- [Exercise task]: Find each line containing the word "JSON" and report how many there are. Add nothing else.

- [Available data]:
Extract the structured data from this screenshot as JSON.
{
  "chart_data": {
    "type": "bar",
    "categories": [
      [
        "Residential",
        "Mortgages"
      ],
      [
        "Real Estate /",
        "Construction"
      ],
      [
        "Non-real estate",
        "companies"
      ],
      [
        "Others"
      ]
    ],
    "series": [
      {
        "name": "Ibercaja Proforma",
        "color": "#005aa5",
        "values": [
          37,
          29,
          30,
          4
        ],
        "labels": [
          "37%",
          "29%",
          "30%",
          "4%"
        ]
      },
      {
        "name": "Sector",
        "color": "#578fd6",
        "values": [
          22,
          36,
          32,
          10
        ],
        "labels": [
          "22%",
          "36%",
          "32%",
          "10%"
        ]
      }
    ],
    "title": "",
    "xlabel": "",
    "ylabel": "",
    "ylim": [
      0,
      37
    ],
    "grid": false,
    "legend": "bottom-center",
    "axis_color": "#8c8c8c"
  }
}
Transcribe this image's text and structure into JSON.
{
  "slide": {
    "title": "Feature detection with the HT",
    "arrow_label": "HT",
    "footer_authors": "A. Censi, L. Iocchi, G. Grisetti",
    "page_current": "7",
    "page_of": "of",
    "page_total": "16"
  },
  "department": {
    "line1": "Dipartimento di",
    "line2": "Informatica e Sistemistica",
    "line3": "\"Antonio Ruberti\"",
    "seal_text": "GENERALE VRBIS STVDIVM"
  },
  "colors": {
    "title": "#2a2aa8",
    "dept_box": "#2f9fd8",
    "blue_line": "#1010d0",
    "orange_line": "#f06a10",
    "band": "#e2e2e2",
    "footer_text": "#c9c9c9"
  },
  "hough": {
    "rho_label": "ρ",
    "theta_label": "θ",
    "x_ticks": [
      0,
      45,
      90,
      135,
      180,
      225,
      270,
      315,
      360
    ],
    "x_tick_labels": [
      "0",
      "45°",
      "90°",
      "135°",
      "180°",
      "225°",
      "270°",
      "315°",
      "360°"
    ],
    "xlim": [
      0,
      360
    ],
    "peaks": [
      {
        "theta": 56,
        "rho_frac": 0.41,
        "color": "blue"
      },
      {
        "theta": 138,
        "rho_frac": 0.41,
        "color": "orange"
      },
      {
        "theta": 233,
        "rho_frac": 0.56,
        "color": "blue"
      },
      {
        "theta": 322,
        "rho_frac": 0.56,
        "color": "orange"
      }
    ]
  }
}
...
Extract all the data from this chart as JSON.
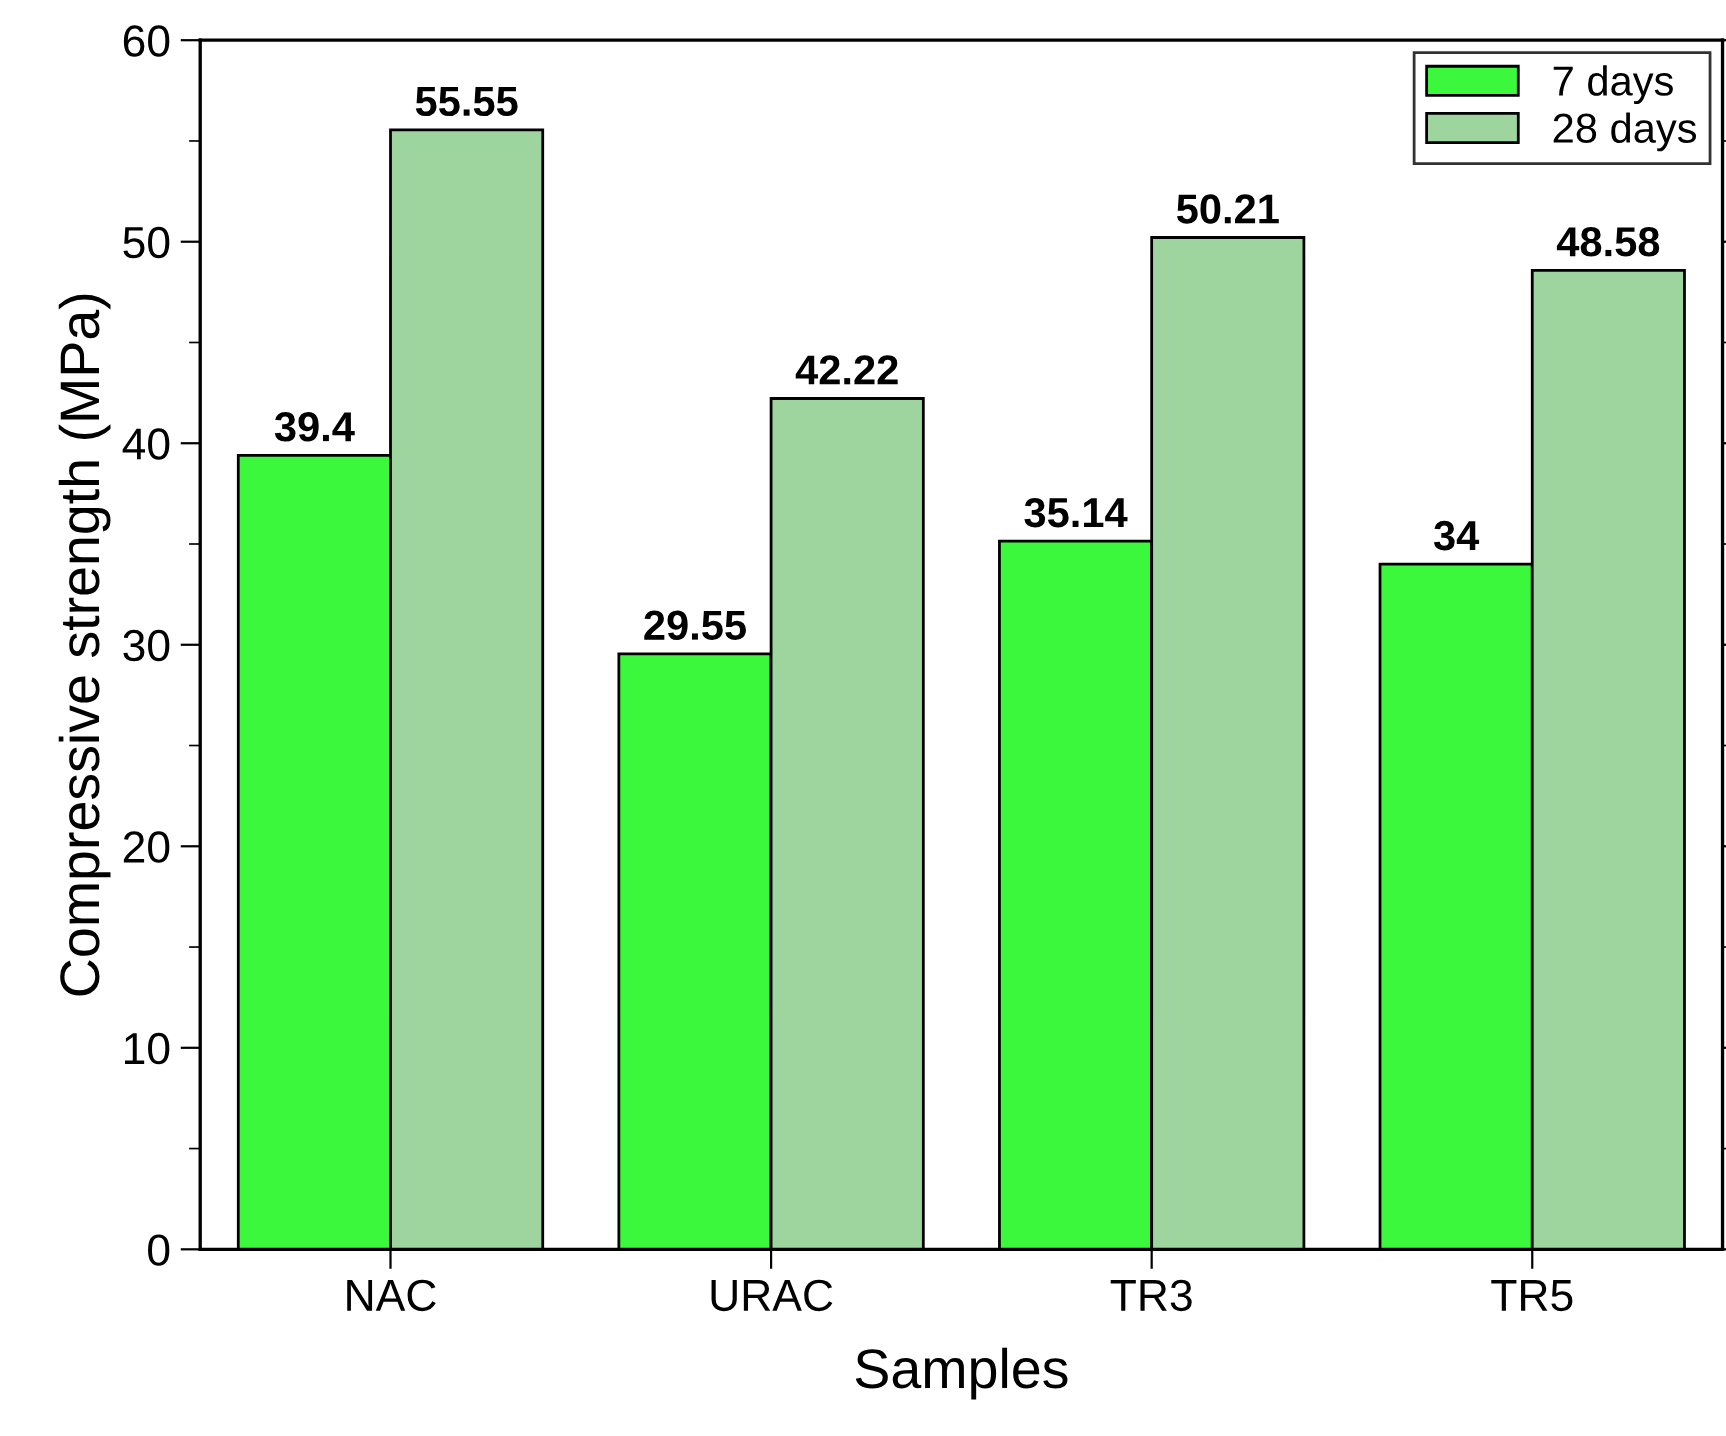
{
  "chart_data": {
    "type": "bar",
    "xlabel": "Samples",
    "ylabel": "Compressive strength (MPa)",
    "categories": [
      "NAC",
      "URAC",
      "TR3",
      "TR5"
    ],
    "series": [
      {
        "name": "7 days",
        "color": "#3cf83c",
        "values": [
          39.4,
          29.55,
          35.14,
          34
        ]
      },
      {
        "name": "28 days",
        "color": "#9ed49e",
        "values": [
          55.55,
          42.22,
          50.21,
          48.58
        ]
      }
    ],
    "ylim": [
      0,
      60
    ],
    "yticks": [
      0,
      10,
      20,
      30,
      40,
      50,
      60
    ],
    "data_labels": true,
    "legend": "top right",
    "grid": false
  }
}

- [Exercise response]: 3